## OBJECTIVE
Copy whichever lines contain the string "esferográfica".

## RECORDS SHOWN
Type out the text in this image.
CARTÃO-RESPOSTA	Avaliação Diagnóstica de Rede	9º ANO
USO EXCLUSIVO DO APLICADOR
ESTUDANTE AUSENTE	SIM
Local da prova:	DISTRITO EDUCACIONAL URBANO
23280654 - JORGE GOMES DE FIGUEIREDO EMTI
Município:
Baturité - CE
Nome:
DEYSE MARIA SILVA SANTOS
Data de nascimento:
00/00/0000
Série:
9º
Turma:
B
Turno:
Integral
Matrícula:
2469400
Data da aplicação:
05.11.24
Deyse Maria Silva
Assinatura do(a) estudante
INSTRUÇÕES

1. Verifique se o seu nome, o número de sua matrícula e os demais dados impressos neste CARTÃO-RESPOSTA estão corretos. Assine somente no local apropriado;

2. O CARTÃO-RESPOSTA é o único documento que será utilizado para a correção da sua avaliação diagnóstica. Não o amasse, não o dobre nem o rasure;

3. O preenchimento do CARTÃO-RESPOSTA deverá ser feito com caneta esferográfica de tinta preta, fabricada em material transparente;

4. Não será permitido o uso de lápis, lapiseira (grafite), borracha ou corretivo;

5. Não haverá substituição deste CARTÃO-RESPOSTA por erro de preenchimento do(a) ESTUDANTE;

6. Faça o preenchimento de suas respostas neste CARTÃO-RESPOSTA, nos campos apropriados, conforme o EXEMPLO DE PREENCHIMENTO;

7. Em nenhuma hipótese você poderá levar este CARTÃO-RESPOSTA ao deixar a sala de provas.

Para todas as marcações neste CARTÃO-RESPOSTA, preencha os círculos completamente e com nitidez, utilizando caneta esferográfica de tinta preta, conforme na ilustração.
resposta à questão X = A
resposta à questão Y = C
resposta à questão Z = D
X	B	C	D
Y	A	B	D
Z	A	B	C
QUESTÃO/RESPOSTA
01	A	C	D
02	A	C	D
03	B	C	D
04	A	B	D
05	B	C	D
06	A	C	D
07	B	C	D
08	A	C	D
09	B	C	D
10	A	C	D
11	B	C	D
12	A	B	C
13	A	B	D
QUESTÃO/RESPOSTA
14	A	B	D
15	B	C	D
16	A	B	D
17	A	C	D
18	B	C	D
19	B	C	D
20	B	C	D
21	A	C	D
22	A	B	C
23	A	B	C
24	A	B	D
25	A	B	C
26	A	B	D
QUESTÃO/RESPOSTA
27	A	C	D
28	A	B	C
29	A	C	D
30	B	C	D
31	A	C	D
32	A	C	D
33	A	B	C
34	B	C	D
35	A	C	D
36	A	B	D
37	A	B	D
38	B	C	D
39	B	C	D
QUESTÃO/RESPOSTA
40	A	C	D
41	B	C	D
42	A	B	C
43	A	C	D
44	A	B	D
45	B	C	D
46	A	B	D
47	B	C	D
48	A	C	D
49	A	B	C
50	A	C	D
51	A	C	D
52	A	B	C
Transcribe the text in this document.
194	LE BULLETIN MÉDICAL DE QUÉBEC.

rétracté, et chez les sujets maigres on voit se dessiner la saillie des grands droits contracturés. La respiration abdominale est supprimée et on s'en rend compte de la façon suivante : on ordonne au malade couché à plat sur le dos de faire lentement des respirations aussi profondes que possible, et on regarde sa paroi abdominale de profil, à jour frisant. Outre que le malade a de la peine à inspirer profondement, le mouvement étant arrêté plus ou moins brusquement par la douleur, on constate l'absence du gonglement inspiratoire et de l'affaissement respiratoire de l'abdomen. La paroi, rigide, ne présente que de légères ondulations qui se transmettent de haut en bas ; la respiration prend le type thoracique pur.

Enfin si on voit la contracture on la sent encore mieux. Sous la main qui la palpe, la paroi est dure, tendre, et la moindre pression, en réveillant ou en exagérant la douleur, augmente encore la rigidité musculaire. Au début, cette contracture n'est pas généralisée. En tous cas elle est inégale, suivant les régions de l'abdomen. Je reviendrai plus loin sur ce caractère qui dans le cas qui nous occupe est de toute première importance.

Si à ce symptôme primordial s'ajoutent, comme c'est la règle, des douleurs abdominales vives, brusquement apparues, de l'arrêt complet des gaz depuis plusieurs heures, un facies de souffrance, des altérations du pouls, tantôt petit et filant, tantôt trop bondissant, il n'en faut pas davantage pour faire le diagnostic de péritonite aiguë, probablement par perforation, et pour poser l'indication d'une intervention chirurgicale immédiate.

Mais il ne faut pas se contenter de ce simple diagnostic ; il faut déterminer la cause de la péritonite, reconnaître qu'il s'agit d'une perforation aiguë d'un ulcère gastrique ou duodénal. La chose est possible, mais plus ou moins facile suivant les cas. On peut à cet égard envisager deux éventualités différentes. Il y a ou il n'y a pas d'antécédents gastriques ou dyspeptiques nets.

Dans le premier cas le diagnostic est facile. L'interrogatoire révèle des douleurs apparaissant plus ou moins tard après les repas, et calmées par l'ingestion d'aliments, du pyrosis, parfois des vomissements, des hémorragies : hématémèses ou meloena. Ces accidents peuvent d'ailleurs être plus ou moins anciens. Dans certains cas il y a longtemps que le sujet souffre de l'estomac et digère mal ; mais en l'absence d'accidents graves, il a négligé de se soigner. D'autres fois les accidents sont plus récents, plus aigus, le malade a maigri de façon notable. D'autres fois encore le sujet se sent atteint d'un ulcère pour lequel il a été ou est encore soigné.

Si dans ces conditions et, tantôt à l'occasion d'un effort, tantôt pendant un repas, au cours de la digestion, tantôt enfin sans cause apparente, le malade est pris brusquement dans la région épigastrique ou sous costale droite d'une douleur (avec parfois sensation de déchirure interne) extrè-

## SOLUTION
3. O preenchimento do CARTÃO-RESPOSTA deverá ser feito com caneta esferográfica de tinta preta, fabricada em material transparente;
Para todas as marcações neste CARTÃO-RESPOSTA, preencha os círculos completamente e com nitidez, utilizando caneta esferográfica de tinta preta, conforme na ilustração.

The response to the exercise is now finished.